Start of Dataset rows
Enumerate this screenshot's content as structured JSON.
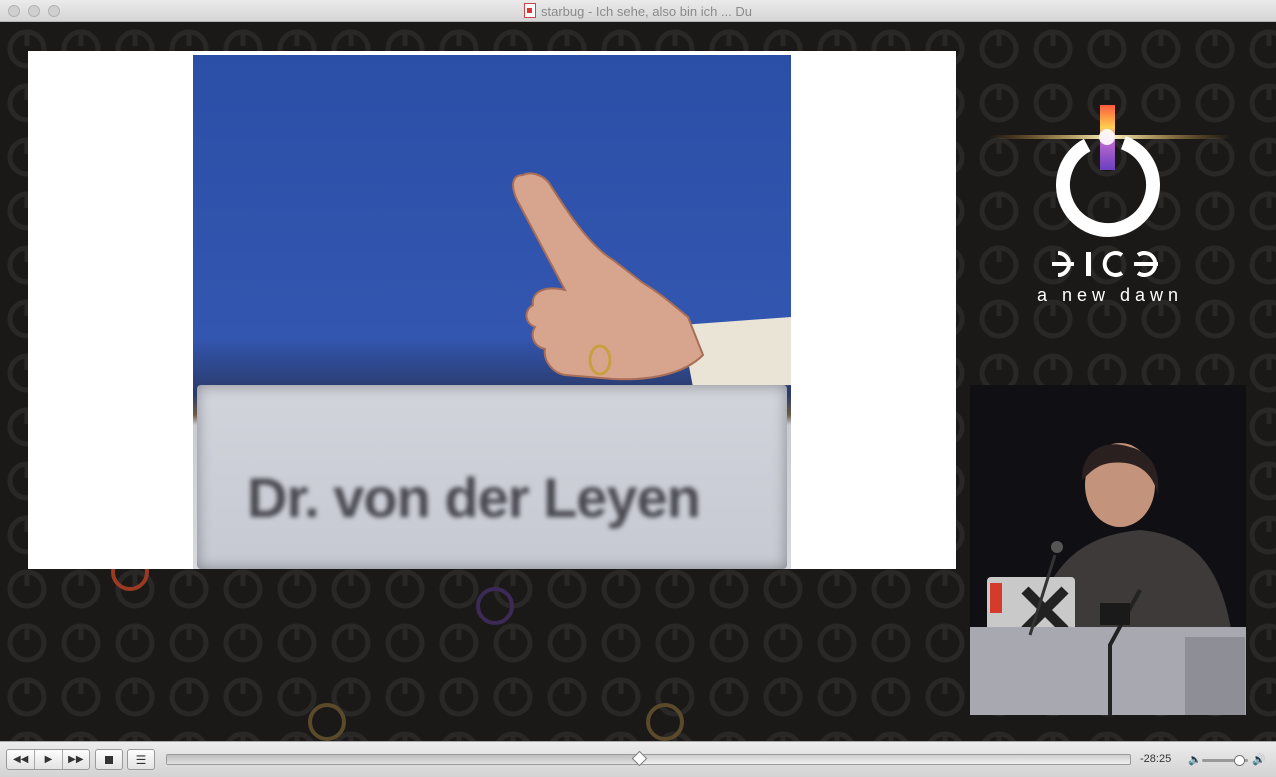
{
  "window": {
    "title": "starbug - Ich sehe, also bin ich ... Du"
  },
  "slide": {
    "nameplate_text": "Dr. von der Leyen"
  },
  "branding": {
    "logo_letters": "ƎICƎ",
    "tagline": "a new dawn"
  },
  "controls": {
    "rewind_icon": "rewind-icon",
    "play_icon": "play-icon",
    "fastforward_icon": "fast-forward-icon",
    "stop_icon": "stop-icon",
    "playlist_icon": "playlist-icon",
    "remaining_time": "-28:25",
    "progress_fraction": 0.49,
    "volume_fraction": 0.8
  },
  "colors": {
    "accent_orange": "#f0a020",
    "accent_purple": "#6a3fbf",
    "background": "#1b1918"
  }
}
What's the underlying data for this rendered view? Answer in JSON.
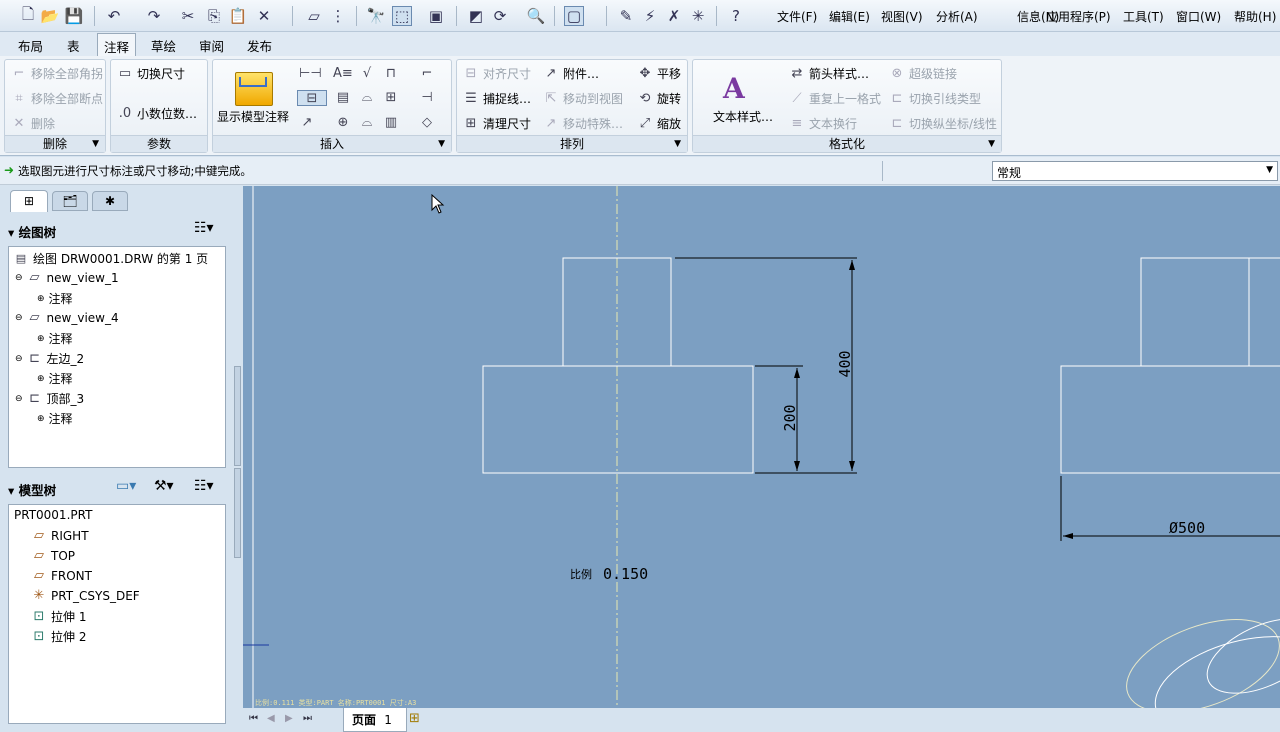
End of Dataset rows
* _What is expected_
Omit the pictures, then quote the rest of the material above exactly.

* _Expected output_
Enumerate this screenshot's content as structured JSON.
{
  "window": {
    "title": "starbug - Ich sehe, also bin ich ... Du"
  },
  "slide": {
    "nameplate_text": "Dr. von der Leyen"
  },
  "branding": {
    "logo_letters": "ƎICƎ",
    "tagline": "a new dawn"
  },
  "controls": {
    "rewind_icon": "rewind-icon",
    "play_icon": "play-icon",
    "fastforward_icon": "fast-forward-icon",
    "stop_icon": "stop-icon",
    "playlist_icon": "playlist-icon",
    "remaining_time": "-28:25",
    "progress_fraction": 0.49,
    "volume_fraction": 0.8
  },
  "colors": {
    "accent_orange": "#f0a020",
    "accent_purple": "#6a3fbf",
    "background": "#1b1918"
  }
}
What's the underlying data for this rendered view? Answer in JSON.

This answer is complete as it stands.